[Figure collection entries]

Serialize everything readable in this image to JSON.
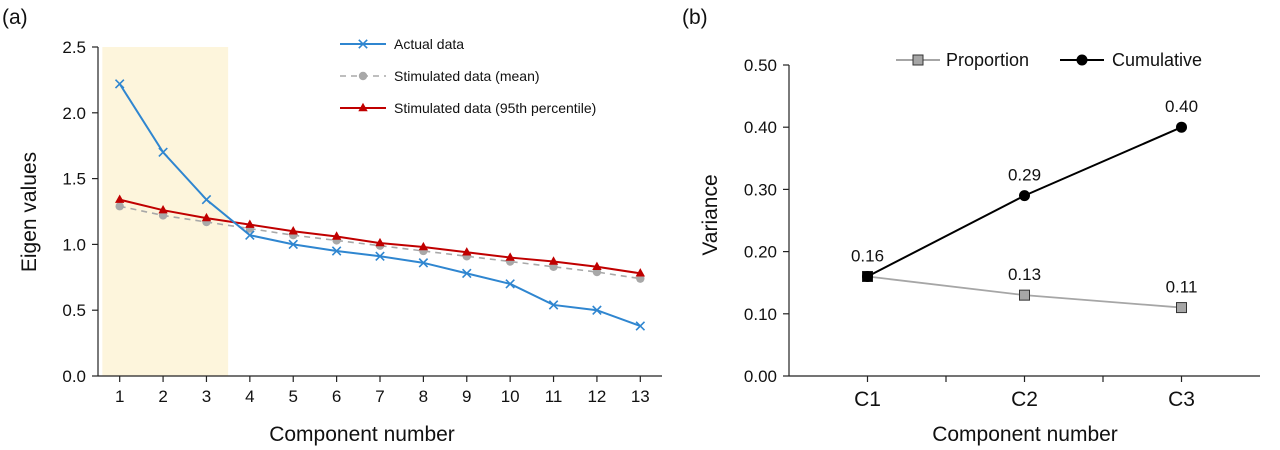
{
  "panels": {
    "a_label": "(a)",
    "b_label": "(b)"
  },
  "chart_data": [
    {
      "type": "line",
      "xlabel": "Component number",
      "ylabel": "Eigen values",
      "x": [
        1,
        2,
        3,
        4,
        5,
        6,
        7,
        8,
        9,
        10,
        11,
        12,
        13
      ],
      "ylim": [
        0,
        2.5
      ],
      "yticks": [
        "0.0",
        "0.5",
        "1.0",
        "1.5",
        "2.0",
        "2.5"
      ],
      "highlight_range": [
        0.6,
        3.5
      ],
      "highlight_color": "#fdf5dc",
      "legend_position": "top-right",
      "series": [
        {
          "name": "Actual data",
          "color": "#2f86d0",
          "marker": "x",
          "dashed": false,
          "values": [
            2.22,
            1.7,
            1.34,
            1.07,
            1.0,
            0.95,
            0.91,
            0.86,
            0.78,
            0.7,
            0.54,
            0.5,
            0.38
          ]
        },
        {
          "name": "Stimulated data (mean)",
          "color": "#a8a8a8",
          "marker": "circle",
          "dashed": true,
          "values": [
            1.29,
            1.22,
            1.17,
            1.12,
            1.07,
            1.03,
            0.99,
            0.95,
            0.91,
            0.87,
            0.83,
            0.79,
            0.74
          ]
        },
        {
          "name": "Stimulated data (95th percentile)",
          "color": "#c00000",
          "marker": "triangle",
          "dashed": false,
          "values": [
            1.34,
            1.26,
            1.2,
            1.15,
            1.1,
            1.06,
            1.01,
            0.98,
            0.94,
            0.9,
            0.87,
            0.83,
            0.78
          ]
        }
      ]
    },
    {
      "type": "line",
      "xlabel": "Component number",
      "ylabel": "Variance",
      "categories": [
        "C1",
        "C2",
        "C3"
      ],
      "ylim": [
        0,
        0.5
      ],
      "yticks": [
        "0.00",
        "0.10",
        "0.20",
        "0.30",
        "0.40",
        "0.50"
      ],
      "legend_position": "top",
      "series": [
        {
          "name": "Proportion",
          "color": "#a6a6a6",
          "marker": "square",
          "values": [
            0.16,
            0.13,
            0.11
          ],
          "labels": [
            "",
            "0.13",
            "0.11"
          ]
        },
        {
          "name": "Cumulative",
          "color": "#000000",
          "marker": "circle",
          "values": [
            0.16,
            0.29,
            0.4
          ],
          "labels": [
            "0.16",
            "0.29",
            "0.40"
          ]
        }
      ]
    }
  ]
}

--

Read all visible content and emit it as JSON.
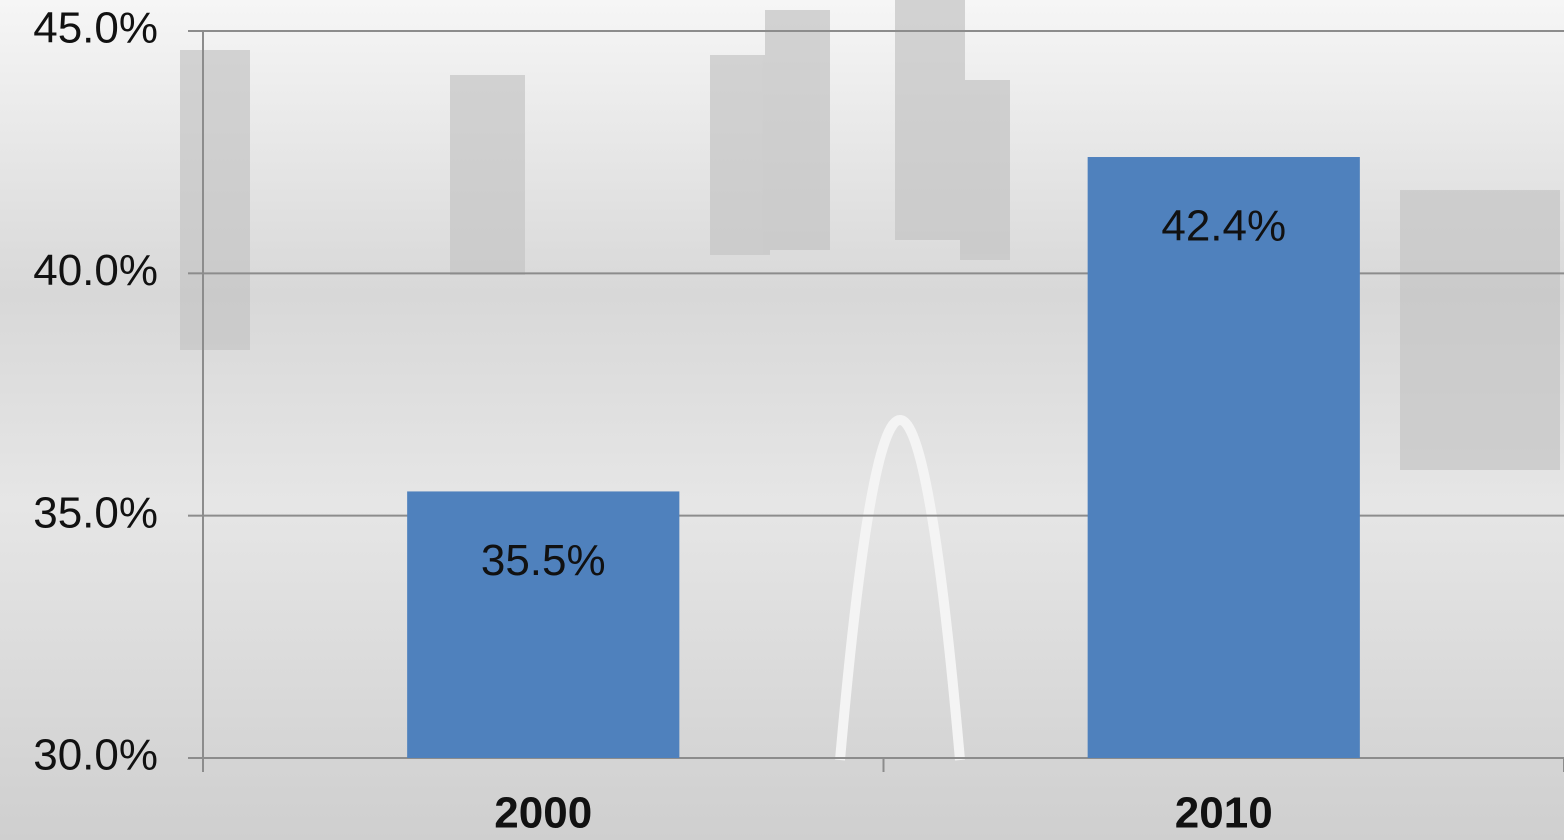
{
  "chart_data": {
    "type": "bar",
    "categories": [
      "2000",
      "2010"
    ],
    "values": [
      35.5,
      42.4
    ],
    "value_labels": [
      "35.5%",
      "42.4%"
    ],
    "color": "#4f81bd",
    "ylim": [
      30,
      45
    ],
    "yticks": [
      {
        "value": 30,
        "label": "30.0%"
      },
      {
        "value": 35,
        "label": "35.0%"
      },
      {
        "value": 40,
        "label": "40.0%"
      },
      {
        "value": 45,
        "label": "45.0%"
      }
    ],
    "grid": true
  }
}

* * *

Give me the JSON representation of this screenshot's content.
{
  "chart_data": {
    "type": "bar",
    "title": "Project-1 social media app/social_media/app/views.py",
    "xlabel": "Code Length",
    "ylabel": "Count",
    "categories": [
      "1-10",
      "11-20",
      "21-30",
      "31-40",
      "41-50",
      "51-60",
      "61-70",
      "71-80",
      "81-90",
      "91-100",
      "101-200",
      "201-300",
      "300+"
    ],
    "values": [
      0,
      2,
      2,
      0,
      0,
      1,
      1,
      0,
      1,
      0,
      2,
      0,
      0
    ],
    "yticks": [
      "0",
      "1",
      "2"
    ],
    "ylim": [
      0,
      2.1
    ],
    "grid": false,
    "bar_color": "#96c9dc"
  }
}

* What the task asks: Go through the listing above and work out how many lines contain the string "Stimulated". Reply with the number alone.

* Output below: 2